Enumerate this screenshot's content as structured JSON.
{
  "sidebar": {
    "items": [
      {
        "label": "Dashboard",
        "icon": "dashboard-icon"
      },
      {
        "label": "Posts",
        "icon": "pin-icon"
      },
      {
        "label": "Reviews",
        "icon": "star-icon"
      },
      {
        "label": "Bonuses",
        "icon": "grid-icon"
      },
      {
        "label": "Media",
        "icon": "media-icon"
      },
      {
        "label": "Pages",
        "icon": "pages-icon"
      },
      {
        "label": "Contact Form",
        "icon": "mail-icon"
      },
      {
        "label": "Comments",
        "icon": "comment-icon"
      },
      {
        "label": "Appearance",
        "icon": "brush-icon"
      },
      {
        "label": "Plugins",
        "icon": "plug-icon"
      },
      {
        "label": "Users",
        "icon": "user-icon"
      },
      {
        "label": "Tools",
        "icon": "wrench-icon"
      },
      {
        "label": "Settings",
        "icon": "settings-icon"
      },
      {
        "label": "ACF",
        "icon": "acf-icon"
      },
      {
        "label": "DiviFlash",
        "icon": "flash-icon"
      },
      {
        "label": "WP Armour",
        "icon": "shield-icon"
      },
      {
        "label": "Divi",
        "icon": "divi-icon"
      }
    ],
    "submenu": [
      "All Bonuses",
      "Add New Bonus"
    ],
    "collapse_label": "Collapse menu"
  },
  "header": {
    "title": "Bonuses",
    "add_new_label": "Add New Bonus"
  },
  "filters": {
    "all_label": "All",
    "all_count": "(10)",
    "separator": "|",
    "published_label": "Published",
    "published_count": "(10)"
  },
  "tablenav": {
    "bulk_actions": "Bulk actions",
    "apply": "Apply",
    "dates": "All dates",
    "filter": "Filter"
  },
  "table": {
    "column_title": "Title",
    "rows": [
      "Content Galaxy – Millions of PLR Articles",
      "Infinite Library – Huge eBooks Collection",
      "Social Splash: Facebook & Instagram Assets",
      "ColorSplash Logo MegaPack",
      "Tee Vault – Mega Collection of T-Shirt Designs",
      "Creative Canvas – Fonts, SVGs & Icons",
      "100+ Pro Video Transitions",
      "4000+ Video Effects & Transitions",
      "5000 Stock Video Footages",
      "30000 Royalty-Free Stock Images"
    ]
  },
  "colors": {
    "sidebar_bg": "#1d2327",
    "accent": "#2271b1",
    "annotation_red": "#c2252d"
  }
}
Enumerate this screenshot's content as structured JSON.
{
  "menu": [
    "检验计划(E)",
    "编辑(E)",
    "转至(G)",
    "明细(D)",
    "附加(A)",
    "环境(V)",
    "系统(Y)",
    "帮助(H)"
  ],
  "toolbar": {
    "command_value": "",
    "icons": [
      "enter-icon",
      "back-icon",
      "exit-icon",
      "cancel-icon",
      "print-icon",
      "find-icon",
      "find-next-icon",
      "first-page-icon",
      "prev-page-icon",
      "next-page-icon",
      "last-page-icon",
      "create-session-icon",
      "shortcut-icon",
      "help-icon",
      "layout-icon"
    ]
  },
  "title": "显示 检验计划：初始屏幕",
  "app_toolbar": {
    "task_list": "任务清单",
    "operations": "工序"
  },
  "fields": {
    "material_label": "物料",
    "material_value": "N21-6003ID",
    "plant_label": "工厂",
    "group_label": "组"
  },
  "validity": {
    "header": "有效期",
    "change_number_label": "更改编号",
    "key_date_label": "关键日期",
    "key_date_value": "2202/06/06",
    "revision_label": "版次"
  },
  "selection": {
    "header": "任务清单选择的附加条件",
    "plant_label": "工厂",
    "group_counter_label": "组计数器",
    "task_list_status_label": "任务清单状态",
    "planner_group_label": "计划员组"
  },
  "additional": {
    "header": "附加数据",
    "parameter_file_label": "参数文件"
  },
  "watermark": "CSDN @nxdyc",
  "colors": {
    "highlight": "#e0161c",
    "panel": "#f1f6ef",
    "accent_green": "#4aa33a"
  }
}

================

The task: Copy out each line exactly.

Response:
Enumerate this screenshot's content as structured JSON.
{
  "sidebar": {
    "items": [
      {
        "label": "Dashboard",
        "icon": "dashboard-icon"
      },
      {
        "label": "Posts",
        "icon": "pin-icon"
      },
      {
        "label": "Reviews",
        "icon": "star-icon"
      },
      {
        "label": "Bonuses",
        "icon": "grid-icon"
      },
      {
        "label": "Media",
        "icon": "media-icon"
      },
      {
        "label": "Pages",
        "icon": "pages-icon"
      },
      {
        "label": "Contact Form",
        "icon": "mail-icon"
      },
      {
        "label": "Comments",
        "icon": "comment-icon"
      },
      {
        "label": "Appearance",
        "icon": "brush-icon"
      },
      {
        "label": "Plugins",
        "icon": "plug-icon"
      },
      {
        "label": "Users",
        "icon": "user-icon"
      },
      {
        "label": "Tools",
        "icon": "wrench-icon"
      },
      {
        "label": "Settings",
        "icon": "settings-icon"
      },
      {
        "label": "ACF",
        "icon": "acf-icon"
      },
      {
        "label": "DiviFlash",
        "icon": "flash-icon"
      },
      {
        "label": "WP Armour",
        "icon": "shield-icon"
      },
      {
        "label": "Divi",
        "icon": "divi-icon"
      }
    ],
    "submenu": [
      "All Bonuses",
      "Add New Bonus"
    ],
    "collapse_label": "Collapse menu"
  },
  "header": {
    "title": "Bonuses",
    "add_new_label": "Add New Bonus"
  },
  "filters": {
    "all_label": "All",
    "all_count": "(10)",
    "separator": "|",
    "published_label": "Published",
    "published_count": "(10)"
  },
  "tablenav": {
    "bulk_actions": "Bulk actions",
    "apply": "Apply",
    "dates": "All dates",
    "filter": "Filter"
  },
  "table": {
    "column_title": "Title",
    "rows": [
      "Content Galaxy – Millions of PLR Articles",
      "Infinite Library – Huge eBooks Collection",
      "Social Splash: Facebook & Instagram Assets",
      "ColorSplash Logo MegaPack",
      "Tee Vault – Mega Collection of T-Shirt Designs",
      "Creative Canvas – Fonts, SVGs & Icons",
      "100+ Pro Video Transitions",
      "4000+ Video Effects & Transitions",
      "5000 Stock Video Footages",
      "30000 Royalty-Free Stock Images"
    ]
  },
  "colors": {
    "sidebar_bg": "#1d2327",
    "accent": "#2271b1",
    "annotation_red": "#c2252d"
  }
}
Enumerate this screenshot's content as structured JSON.
{
  "menu": [
    "检验计划(E)",
    "编辑(E)",
    "转至(G)",
    "明细(D)",
    "附加(A)",
    "环境(V)",
    "系统(Y)",
    "帮助(H)"
  ],
  "toolbar": {
    "command_value": "",
    "icons": [
      "enter-icon",
      "back-icon",
      "exit-icon",
      "cancel-icon",
      "print-icon",
      "find-icon",
      "find-next-icon",
      "first-page-icon",
      "prev-page-icon",
      "next-page-icon",
      "last-page-icon",
      "create-session-icon",
      "shortcut-icon",
      "help-icon",
      "layout-icon"
    ]
  },
  "title": "显示 检验计划：初始屏幕",
  "app_toolbar": {
    "task_list": "任务清单",
    "operations": "工序"
  },
  "fields": {
    "material_label": "物料",
    "material_value": "N21-6003ID",
    "plant_label": "工厂",
    "group_label": "组"
  },
  "validity": {
    "header": "有效期",
    "change_number_label": "更改编号",
    "key_date_label": "关键日期",
    "key_date_value": "2202/06/06",
    "revision_label": "版次"
  },
  "selection": {
    "header": "任务清单选择的附加条件",
    "plant_label": "工厂",
    "group_counter_label": "组计数器",
    "task_list_status_label": "任务清单状态",
    "planner_group_label": "计划员组"
  },
  "additional": {
    "header": "附加数据",
    "parameter_file_label": "参数文件"
  },
  "watermark": "CSDN @nxdyc",
  "colors": {
    "highlight": "#e0161c",
    "panel": "#f1f6ef",
    "accent_green": "#4aa33a"
  }
}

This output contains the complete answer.